--- START INPUT DATA ---
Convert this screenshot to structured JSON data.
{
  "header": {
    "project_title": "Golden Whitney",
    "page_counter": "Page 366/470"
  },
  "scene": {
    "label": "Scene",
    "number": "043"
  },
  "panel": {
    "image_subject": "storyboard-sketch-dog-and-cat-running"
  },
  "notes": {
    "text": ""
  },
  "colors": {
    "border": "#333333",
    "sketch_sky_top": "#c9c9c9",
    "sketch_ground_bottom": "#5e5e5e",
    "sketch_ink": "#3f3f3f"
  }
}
--- END INPUT DATA ---
**PROBLEM TO WORK ON:** Every entry above should be retyped exactly as shown.

**RESULT OF THIS EXERCISE:**
Convert this screenshot to structured JSON data.
{
  "header": {
    "project_title": "Golden Whitney",
    "page_counter": "Page 366/470"
  },
  "scene": {
    "label": "Scene",
    "number": "043"
  },
  "panel": {
    "image_subject": "storyboard-sketch-dog-and-cat-running"
  },
  "notes": {
    "text": ""
  },
  "colors": {
    "border": "#333333",
    "sketch_sky_top": "#c9c9c9",
    "sketch_ground_bottom": "#5e5e5e",
    "sketch_ink": "#3f3f3f"
  }
}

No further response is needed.